#### WHAT YOU SHOULD DO:
Scan the records below. List lines holding "PEDESTRIAN".

--- Begin ---

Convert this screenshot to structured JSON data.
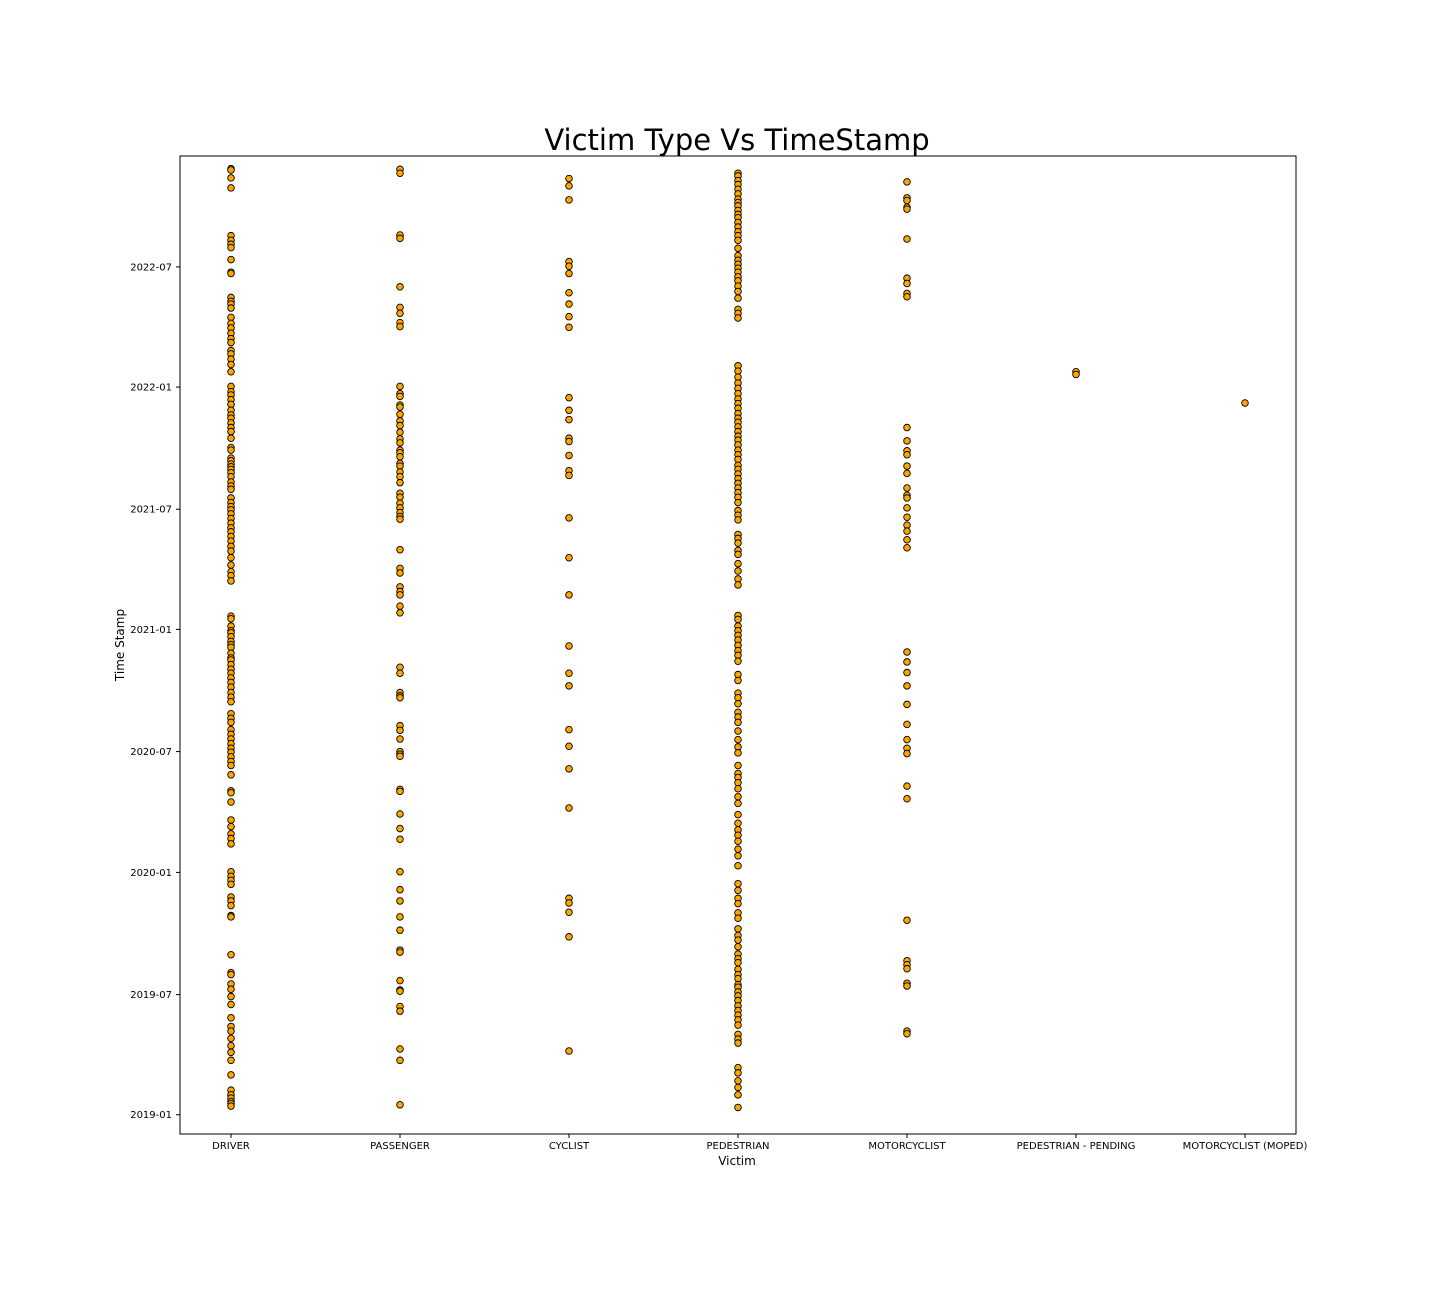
{
  "chart_data": {
    "type": "scatter",
    "title": "Victim Type Vs TimeStamp",
    "xlabel": "Victim",
    "ylabel": "Time Stamp",
    "categories": [
      "DRIVER",
      "PASSENGER",
      "CYCLIST",
      "PEDESTRIAN",
      "MOTORCYCLIST",
      "PEDESTRIAN - PENDING",
      "MOTORCYCLIST (MOPED)"
    ],
    "y_ticks": [
      "2019-01",
      "2019-07",
      "2020-01",
      "2020-07",
      "2021-01",
      "2021-07",
      "2022-01",
      "2022-07"
    ],
    "ylim": [
      "2018-12-03",
      "2022-12-15"
    ],
    "grid": false,
    "marker_face_color": "#FFA500",
    "marker_edge_color": "#000000",
    "series": [
      {
        "category": "DRIVER",
        "points": [
          "2022-11-26",
          "2022-11-24",
          "2022-11-12",
          "2022-10-28",
          "2022-08-17",
          "2022-08-10",
          "2022-08-04",
          "2022-07-30",
          "2022-07-12",
          "2022-06-23",
          "2022-06-21",
          "2022-05-16",
          "2022-05-10",
          "2022-05-06",
          "2022-04-30",
          "2022-04-16",
          "2022-04-07",
          "2022-03-31",
          "2022-03-23",
          "2022-03-15",
          "2022-03-09",
          "2022-02-25",
          "2022-02-20",
          "2022-02-12",
          "2022-02-04",
          "2022-01-24",
          "2022-01-02",
          "2021-12-25",
          "2021-12-20",
          "2021-12-13",
          "2021-12-06",
          "2021-11-27",
          "2021-11-20",
          "2021-11-15",
          "2021-11-08",
          "2021-11-01",
          "2021-10-26",
          "2021-10-16",
          "2021-10-02",
          "2021-09-28",
          "2021-09-16",
          "2021-09-12",
          "2021-09-07",
          "2021-09-03",
          "2021-08-30",
          "2021-08-25",
          "2021-08-19",
          "2021-08-11",
          "2021-08-05",
          "2021-07-31",
          "2021-07-18",
          "2021-07-11",
          "2021-07-05",
          "2021-06-30",
          "2021-06-24",
          "2021-06-17",
          "2021-06-10",
          "2021-06-03",
          "2021-05-28",
          "2021-05-21",
          "2021-05-14",
          "2021-05-06",
          "2021-04-29",
          "2021-04-19",
          "2021-04-08",
          "2021-03-29",
          "2021-03-23",
          "2021-03-15",
          "2021-01-21",
          "2021-01-17",
          "2021-01-06",
          "2020-12-30",
          "2020-12-27",
          "2020-12-21",
          "2020-12-14",
          "2020-12-09",
          "2020-12-05",
          "2020-11-26",
          "2020-11-19",
          "2020-11-16",
          "2020-11-09",
          "2020-11-02",
          "2020-10-27",
          "2020-10-20",
          "2020-10-13",
          "2020-10-06",
          "2020-09-28",
          "2020-09-21",
          "2020-09-14",
          "2020-08-27",
          "2020-08-20",
          "2020-08-14",
          "2020-08-03",
          "2020-07-27",
          "2020-07-20",
          "2020-07-13",
          "2020-07-06",
          "2020-06-30",
          "2020-06-23",
          "2020-06-16",
          "2020-06-10",
          "2020-05-27",
          "2020-05-03",
          "2020-04-30",
          "2020-04-16",
          "2020-03-20",
          "2020-03-10",
          "2020-02-28",
          "2020-02-21",
          "2020-02-13",
          "2020-01-02",
          "2019-12-26",
          "2019-12-20",
          "2019-12-14",
          "2019-11-25",
          "2019-11-19",
          "2019-11-12",
          "2019-10-28",
          "2019-10-26",
          "2019-08-30",
          "2019-08-03",
          "2019-07-31",
          "2019-07-17",
          "2019-07-09",
          "2019-06-28",
          "2019-06-16",
          "2019-05-27",
          "2019-05-14",
          "2019-05-07",
          "2019-04-26",
          "2019-04-15",
          "2019-04-05",
          "2019-03-24",
          "2019-03-02",
          "2019-02-07",
          "2019-01-31",
          "2019-01-26",
          "2019-01-21",
          "2019-01-18",
          "2019-01-14"
        ]
      },
      {
        "category": "PASSENGER",
        "points": [
          "2022-11-25",
          "2022-11-19",
          "2022-08-18",
          "2022-08-13",
          "2022-06-01",
          "2022-05-01",
          "2022-04-22",
          "2022-04-08",
          "2022-04-02",
          "2022-01-02",
          "2021-12-22",
          "2021-12-18",
          "2021-12-05",
          "2021-12-02",
          "2021-11-21",
          "2021-11-11",
          "2021-11-04",
          "2021-10-25",
          "2021-10-15",
          "2021-10-09",
          "2021-09-28",
          "2021-09-24",
          "2021-09-18",
          "2021-09-08",
          "2021-09-04",
          "2021-08-26",
          "2021-08-19",
          "2021-08-10",
          "2021-07-25",
          "2021-07-19",
          "2021-07-10",
          "2021-07-03",
          "2021-06-26",
          "2021-06-20",
          "2021-06-16",
          "2021-05-01",
          "2021-04-03",
          "2021-03-27",
          "2021-03-06",
          "2021-02-27",
          "2021-02-22",
          "2021-02-05",
          "2021-01-26",
          "2020-11-05",
          "2020-10-27",
          "2020-09-28",
          "2020-09-23",
          "2020-09-20",
          "2020-08-09",
          "2020-08-02",
          "2020-07-20",
          "2020-07-01",
          "2020-06-27",
          "2020-06-24",
          "2020-05-05",
          "2020-05-02",
          "2020-03-29",
          "2020-03-07",
          "2020-02-20",
          "2020-01-02",
          "2019-12-06",
          "2019-11-19",
          "2019-10-26",
          "2019-10-06",
          "2019-09-06",
          "2019-09-03",
          "2019-07-22",
          "2019-07-08",
          "2019-07-06",
          "2019-06-13",
          "2019-06-06",
          "2019-04-10",
          "2019-03-24",
          "2019-01-16"
        ]
      },
      {
        "category": "CYCLIST",
        "points": [
          "2022-11-11",
          "2022-10-31",
          "2022-10-10",
          "2022-07-09",
          "2022-07-02",
          "2022-06-21",
          "2022-05-23",
          "2022-05-06",
          "2022-04-17",
          "2022-04-01",
          "2021-12-16",
          "2021-11-27",
          "2021-11-13",
          "2021-10-16",
          "2021-10-11",
          "2021-09-20",
          "2021-08-28",
          "2021-08-21",
          "2021-06-18",
          "2021-04-19",
          "2021-02-22",
          "2020-12-07",
          "2020-10-27",
          "2020-10-08",
          "2020-08-03",
          "2020-07-09",
          "2020-06-05",
          "2020-04-07",
          "2019-11-23",
          "2019-11-16",
          "2019-11-02",
          "2019-09-26",
          "2019-04-07"
        ]
      },
      {
        "category": "PEDESTRIAN",
        "points": [
          "2022-11-19",
          "2022-11-15",
          "2022-11-08",
          "2022-11-02",
          "2022-10-26",
          "2022-10-19",
          "2022-10-11",
          "2022-10-06",
          "2022-10-01",
          "2022-09-24",
          "2022-09-18",
          "2022-09-13",
          "2022-09-06",
          "2022-08-30",
          "2022-08-23",
          "2022-08-17",
          "2022-08-10",
          "2022-07-29",
          "2022-07-18",
          "2022-07-11",
          "2022-07-05",
          "2022-06-29",
          "2022-06-23",
          "2022-06-16",
          "2022-06-10",
          "2022-06-02",
          "2022-05-25",
          "2022-05-15",
          "2022-04-28",
          "2022-04-22",
          "2022-04-15",
          "2022-02-02",
          "2022-01-25",
          "2022-01-16",
          "2022-01-07",
          "2021-12-30",
          "2021-12-22",
          "2021-12-14",
          "2021-12-07",
          "2021-11-30",
          "2021-11-22",
          "2021-11-15",
          "2021-11-09",
          "2021-11-02",
          "2021-10-26",
          "2021-10-19",
          "2021-10-13",
          "2021-10-06",
          "2021-09-28",
          "2021-09-21",
          "2021-09-14",
          "2021-09-05",
          "2021-08-30",
          "2021-08-23",
          "2021-08-16",
          "2021-08-09",
          "2021-08-02",
          "2021-07-26",
          "2021-07-19",
          "2021-07-11",
          "2021-06-29",
          "2021-06-22",
          "2021-06-15",
          "2021-05-24",
          "2021-05-18",
          "2021-05-11",
          "2021-04-30",
          "2021-04-24",
          "2021-04-10",
          "2021-03-30",
          "2021-03-18",
          "2021-03-09",
          "2021-01-22",
          "2021-01-16",
          "2021-01-06",
          "2020-12-30",
          "2020-12-23",
          "2020-12-16",
          "2020-12-08",
          "2020-11-30",
          "2020-11-23",
          "2020-11-14",
          "2020-10-25",
          "2020-10-16",
          "2020-09-27",
          "2020-09-20",
          "2020-09-11",
          "2020-08-29",
          "2020-08-22",
          "2020-08-14",
          "2020-08-01",
          "2020-07-19",
          "2020-07-08",
          "2020-06-29",
          "2020-06-10",
          "2020-05-29",
          "2020-05-23",
          "2020-05-15",
          "2020-05-06",
          "2020-04-24",
          "2020-04-14",
          "2020-03-28",
          "2020-03-15",
          "2020-03-05",
          "2020-02-26",
          "2020-02-17",
          "2020-02-05",
          "2020-01-26",
          "2020-01-11",
          "2019-12-15",
          "2019-12-05",
          "2019-11-23",
          "2019-11-15",
          "2019-11-01",
          "2019-10-24",
          "2019-10-08",
          "2019-09-28",
          "2019-09-21",
          "2019-09-11",
          "2019-08-31",
          "2019-08-24",
          "2019-08-18",
          "2019-08-08",
          "2019-07-31",
          "2019-07-25",
          "2019-07-16",
          "2019-07-12",
          "2019-07-05",
          "2019-06-29",
          "2019-06-22",
          "2019-06-14",
          "2019-06-07",
          "2019-05-31",
          "2019-05-24",
          "2019-05-16",
          "2019-05-02",
          "2019-04-25",
          "2019-04-19",
          "2019-03-13",
          "2019-03-05",
          "2019-02-21",
          "2019-02-11",
          "2019-01-31",
          "2019-01-12"
        ]
      },
      {
        "category": "MOTORCYCLIST",
        "points": [
          "2022-11-06",
          "2022-10-13",
          "2022-10-09",
          "2022-09-29",
          "2022-09-26",
          "2022-08-12",
          "2022-06-14",
          "2022-06-06",
          "2022-05-22",
          "2022-05-17",
          "2021-11-01",
          "2021-10-12",
          "2021-09-27",
          "2021-09-21",
          "2021-09-04",
          "2021-08-24",
          "2021-08-02",
          "2021-07-22",
          "2021-07-18",
          "2021-07-03",
          "2021-06-19",
          "2021-06-07",
          "2021-05-29",
          "2021-05-16",
          "2021-05-04",
          "2020-11-28",
          "2020-11-13",
          "2020-10-28",
          "2020-10-08",
          "2020-09-10",
          "2020-08-11",
          "2020-07-19",
          "2020-07-06",
          "2020-06-28",
          "2020-05-10",
          "2020-04-21",
          "2019-10-21",
          "2019-08-21",
          "2019-08-15",
          "2019-08-09",
          "2019-07-18",
          "2019-07-14",
          "2019-05-07",
          "2019-05-03"
        ]
      },
      {
        "category": "PEDESTRIAN - PENDING",
        "points": [
          "2022-01-24",
          "2022-01-20"
        ]
      },
      {
        "category": "MOTORCYCLIST (MOPED)",
        "points": [
          "2021-12-08"
        ]
      }
    ]
  }
}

--- End ---

#### CORRECT ANSWER:
      "PEDESTRIAN",
      "PEDESTRIAN - PENDING",
        "category": "PEDESTRIAN",
        "category": "PEDESTRIAN - PENDING",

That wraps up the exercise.